> [Exercise data]:

--*--

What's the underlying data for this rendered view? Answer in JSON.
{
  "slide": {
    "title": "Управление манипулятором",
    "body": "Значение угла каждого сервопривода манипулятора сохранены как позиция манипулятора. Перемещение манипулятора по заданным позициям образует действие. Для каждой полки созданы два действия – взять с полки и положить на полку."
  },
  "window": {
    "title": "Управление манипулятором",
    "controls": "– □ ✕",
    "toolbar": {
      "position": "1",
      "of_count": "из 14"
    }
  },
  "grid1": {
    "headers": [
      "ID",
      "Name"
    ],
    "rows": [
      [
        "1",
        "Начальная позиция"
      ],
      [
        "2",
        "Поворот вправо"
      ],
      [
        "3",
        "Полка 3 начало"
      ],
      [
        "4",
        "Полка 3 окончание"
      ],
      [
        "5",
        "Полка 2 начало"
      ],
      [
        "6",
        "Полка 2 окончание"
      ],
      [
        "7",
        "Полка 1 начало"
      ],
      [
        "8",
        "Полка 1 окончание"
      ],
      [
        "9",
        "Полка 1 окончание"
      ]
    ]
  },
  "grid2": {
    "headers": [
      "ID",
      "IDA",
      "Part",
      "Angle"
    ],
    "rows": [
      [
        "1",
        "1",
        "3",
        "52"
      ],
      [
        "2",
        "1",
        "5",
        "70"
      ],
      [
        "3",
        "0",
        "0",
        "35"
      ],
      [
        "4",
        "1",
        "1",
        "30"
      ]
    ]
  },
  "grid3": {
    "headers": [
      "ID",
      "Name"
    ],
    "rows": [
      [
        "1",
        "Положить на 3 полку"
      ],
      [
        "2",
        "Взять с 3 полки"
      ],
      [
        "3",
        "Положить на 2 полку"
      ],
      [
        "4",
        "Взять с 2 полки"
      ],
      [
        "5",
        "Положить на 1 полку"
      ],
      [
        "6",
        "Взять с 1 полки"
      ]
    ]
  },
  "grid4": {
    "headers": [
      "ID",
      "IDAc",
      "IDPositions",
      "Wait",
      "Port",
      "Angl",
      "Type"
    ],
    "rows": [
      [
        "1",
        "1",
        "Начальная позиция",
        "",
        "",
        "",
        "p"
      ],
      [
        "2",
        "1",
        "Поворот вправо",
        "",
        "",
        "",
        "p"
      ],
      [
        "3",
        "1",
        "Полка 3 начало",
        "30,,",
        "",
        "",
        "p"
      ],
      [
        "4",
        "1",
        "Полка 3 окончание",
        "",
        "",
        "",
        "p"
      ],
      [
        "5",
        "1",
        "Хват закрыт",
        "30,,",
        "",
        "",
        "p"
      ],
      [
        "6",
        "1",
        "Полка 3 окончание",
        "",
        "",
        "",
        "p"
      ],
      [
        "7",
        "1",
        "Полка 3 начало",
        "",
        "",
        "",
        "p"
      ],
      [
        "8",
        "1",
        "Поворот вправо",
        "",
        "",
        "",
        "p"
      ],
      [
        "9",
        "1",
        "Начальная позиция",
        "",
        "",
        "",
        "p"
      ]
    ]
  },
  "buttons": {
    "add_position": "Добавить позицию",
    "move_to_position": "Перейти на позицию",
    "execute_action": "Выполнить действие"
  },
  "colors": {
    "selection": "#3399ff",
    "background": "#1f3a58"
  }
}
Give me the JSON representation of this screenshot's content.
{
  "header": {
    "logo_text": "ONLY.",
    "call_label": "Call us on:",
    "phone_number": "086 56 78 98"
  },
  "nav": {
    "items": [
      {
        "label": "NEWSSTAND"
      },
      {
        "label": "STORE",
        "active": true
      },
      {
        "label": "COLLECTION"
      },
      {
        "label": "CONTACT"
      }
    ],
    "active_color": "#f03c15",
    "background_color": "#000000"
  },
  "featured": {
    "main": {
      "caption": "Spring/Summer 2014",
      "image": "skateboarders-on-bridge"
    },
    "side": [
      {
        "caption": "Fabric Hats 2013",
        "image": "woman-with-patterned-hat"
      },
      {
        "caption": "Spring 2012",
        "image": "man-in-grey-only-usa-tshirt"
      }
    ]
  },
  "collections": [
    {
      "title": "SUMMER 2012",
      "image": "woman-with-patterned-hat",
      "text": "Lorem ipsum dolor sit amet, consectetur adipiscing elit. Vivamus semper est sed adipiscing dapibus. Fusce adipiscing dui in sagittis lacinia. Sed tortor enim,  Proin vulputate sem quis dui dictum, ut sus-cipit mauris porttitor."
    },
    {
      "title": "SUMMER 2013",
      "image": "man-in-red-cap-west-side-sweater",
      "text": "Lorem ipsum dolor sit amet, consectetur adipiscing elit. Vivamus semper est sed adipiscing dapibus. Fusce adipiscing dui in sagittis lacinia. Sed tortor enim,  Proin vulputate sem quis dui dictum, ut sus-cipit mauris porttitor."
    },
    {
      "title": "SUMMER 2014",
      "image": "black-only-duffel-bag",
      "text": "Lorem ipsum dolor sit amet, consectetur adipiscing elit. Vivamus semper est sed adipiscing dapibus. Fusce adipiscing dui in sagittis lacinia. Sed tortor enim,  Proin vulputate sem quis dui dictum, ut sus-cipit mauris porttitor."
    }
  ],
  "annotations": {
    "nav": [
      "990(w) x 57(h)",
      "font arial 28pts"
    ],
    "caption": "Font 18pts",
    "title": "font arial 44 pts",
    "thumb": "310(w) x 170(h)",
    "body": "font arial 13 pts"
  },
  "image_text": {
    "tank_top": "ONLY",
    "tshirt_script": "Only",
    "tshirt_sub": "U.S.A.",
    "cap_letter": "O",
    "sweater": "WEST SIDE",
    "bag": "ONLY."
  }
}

--*--

> [Task description]: Write out the full listing exactly as given.

> [Reply to the exercise]:
What's the underlying data for this rendered view? Answer in JSON.
{
  "slide": {
    "title": "Управление манипулятором",
    "body": "Значение угла каждого сервопривода манипулятора сохранены как позиция манипулятора. Перемещение манипулятора по заданным позициям образует действие. Для каждой полки созданы два действия – взять с полки и положить на полку."
  },
  "window": {
    "title": "Управление манипулятором",
    "controls": "– □ ✕",
    "toolbar": {
      "position": "1",
      "of_count": "из 14"
    }
  },
  "grid1": {
    "headers": [
      "ID",
      "Name"
    ],
    "rows": [
      [
        "1",
        "Начальная позиция"
      ],
      [
        "2",
        "Поворот вправо"
      ],
      [
        "3",
        "Полка 3 начало"
      ],
      [
        "4",
        "Полка 3 окончание"
      ],
      [
        "5",
        "Полка 2 начало"
      ],
      [
        "6",
        "Полка 2 окончание"
      ],
      [
        "7",
        "Полка 1 начало"
      ],
      [
        "8",
        "Полка 1 окончание"
      ],
      [
        "9",
        "Полка 1 окончание"
      ]
    ]
  },
  "grid2": {
    "headers": [
      "ID",
      "IDA",
      "Part",
      "Angle"
    ],
    "rows": [
      [
        "1",
        "1",
        "3",
        "52"
      ],
      [
        "2",
        "1",
        "5",
        "70"
      ],
      [
        "3",
        "0",
        "0",
        "35"
      ],
      [
        "4",
        "1",
        "1",
        "30"
      ]
    ]
  },
  "grid3": {
    "headers": [
      "ID",
      "Name"
    ],
    "rows": [
      [
        "1",
        "Положить на 3 полку"
      ],
      [
        "2",
        "Взять с 3 полки"
      ],
      [
        "3",
        "Положить на 2 полку"
      ],
      [
        "4",
        "Взять с 2 полки"
      ],
      [
        "5",
        "Положить на 1 полку"
      ],
      [
        "6",
        "Взять с 1 полки"
      ]
    ]
  },
  "grid4": {
    "headers": [
      "ID",
      "IDAc",
      "IDPositions",
      "Wait",
      "Port",
      "Angl",
      "Type"
    ],
    "rows": [
      [
        "1",
        "1",
        "Начальная позиция",
        "",
        "",
        "",
        "p"
      ],
      [
        "2",
        "1",
        "Поворот вправо",
        "",
        "",
        "",
        "p"
      ],
      [
        "3",
        "1",
        "Полка 3 начало",
        "30,,",
        "",
        "",
        "p"
      ],
      [
        "4",
        "1",
        "Полка 3 окончание",
        "",
        "",
        "",
        "p"
      ],
      [
        "5",
        "1",
        "Хват закрыт",
        "30,,",
        "",
        "",
        "p"
      ],
      [
        "6",
        "1",
        "Полка 3 окончание",
        "",
        "",
        "",
        "p"
      ],
      [
        "7",
        "1",
        "Полка 3 начало",
        "",
        "",
        "",
        "p"
      ],
      [
        "8",
        "1",
        "Поворот вправо",
        "",
        "",
        "",
        "p"
      ],
      [
        "9",
        "1",
        "Начальная позиция",
        "",
        "",
        "",
        "p"
      ]
    ]
  },
  "buttons": {
    "add_position": "Добавить позицию",
    "move_to_position": "Перейти на позицию",
    "execute_action": "Выполнить действие"
  },
  "colors": {
    "selection": "#3399ff",
    "background": "#1f3a58"
  }
}
Give me the JSON representation of this screenshot's content.
{
  "header": {
    "logo_text": "ONLY.",
    "call_label": "Call us on:",
    "phone_number": "086 56 78 98"
  },
  "nav": {
    "items": [
      {
        "label": "NEWSSTAND"
      },
      {
        "label": "STORE",
        "active": true
      },
      {
        "label": "COLLECTION"
      },
      {
        "label": "CONTACT"
      }
    ],
    "active_color": "#f03c15",
    "background_color": "#000000"
  },
  "featured": {
    "main": {
      "caption": "Spring/Summer 2014",
      "image": "skateboarders-on-bridge"
    },
    "side": [
      {
        "caption": "Fabric Hats 2013",
        "image": "woman-with-patterned-hat"
      },
      {
        "caption": "Spring 2012",
        "image": "man-in-grey-only-usa-tshirt"
      }
    ]
  },
  "collections": [
    {
      "title": "SUMMER 2012",
      "image": "woman-with-patterned-hat",
      "text": "Lorem ipsum dolor sit amet, consectetur adipiscing elit. Vivamus semper est sed adipiscing dapibus. Fusce adipiscing dui in sagittis lacinia. Sed tortor enim,  Proin vulputate sem quis dui dictum, ut sus-cipit mauris porttitor."
    },
    {
      "title": "SUMMER 2013",
      "image": "man-in-red-cap-west-side-sweater",
      "text": "Lorem ipsum dolor sit amet, consectetur adipiscing elit. Vivamus semper est sed adipiscing dapibus. Fusce adipiscing dui in sagittis lacinia. Sed tortor enim,  Proin vulputate sem quis dui dictum, ut sus-cipit mauris porttitor."
    },
    {
      "title": "SUMMER 2014",
      "image": "black-only-duffel-bag",
      "text": "Lorem ipsum dolor sit amet, consectetur adipiscing elit. Vivamus semper est sed adipiscing dapibus. Fusce adipiscing dui in sagittis lacinia. Sed tortor enim,  Proin vulputate sem quis dui dictum, ut sus-cipit mauris porttitor."
    }
  ],
  "annotations": {
    "nav": [
      "990(w) x 57(h)",
      "font arial 28pts"
    ],
    "caption": "Font 18pts",
    "title": "font arial 44 pts",
    "thumb": "310(w) x 170(h)",
    "body": "font arial 13 pts"
  },
  "image_text": {
    "tank_top": "ONLY",
    "tshirt_script": "Only",
    "tshirt_sub": "U.S.A.",
    "cap_letter": "O",
    "sweater": "WEST SIDE",
    "bag": "ONLY."
  }
}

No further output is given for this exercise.